- Task prompt: Restate all of the data exactly.

○ ○ ○ ○ ○ ○ ○

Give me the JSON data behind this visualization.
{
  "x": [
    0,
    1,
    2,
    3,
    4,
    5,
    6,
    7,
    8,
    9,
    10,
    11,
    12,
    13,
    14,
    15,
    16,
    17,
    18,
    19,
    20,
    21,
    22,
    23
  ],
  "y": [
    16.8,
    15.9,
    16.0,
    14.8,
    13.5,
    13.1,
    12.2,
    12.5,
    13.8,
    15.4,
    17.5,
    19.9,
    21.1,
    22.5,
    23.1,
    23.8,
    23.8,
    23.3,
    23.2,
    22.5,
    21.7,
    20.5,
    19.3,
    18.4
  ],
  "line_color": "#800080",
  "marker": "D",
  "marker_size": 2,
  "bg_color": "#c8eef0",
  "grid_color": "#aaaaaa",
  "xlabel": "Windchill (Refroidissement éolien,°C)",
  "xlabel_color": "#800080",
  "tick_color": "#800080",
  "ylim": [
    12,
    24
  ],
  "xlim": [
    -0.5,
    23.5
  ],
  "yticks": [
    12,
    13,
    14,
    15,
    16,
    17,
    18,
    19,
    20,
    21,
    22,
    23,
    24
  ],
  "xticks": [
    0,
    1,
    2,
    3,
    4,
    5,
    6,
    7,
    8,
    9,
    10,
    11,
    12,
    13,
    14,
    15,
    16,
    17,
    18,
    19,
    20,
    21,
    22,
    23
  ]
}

○ ○ ○ ○ ○ ○ ○

- Output for this task:
Give me the JSON data behind this visualization.
{
  "x": [
    0,
    1,
    2,
    3,
    4,
    5,
    6,
    7,
    8,
    9,
    10,
    11,
    12,
    13,
    14,
    15,
    16,
    17,
    18,
    19,
    20,
    21,
    22,
    23
  ],
  "y": [
    16.8,
    15.9,
    16.0,
    14.8,
    13.5,
    13.1,
    12.2,
    12.5,
    13.8,
    15.4,
    17.5,
    19.9,
    21.1,
    22.5,
    23.1,
    23.8,
    23.8,
    23.3,
    23.2,
    22.5,
    21.7,
    20.5,
    19.3,
    18.4
  ],
  "line_color": "#800080",
  "marker": "D",
  "marker_size": 2,
  "bg_color": "#c8eef0",
  "grid_color": "#aaaaaa",
  "xlabel": "Windchill (Refroidissement éolien,°C)",
  "xlabel_color": "#800080",
  "tick_color": "#800080",
  "ylim": [
    12,
    24
  ],
  "xlim": [
    -0.5,
    23.5
  ],
  "yticks": [
    12,
    13,
    14,
    15,
    16,
    17,
    18,
    19,
    20,
    21,
    22,
    23,
    24
  ],
  "xticks": [
    0,
    1,
    2,
    3,
    4,
    5,
    6,
    7,
    8,
    9,
    10,
    11,
    12,
    13,
    14,
    15,
    16,
    17,
    18,
    19,
    20,
    21,
    22,
    23
  ]
}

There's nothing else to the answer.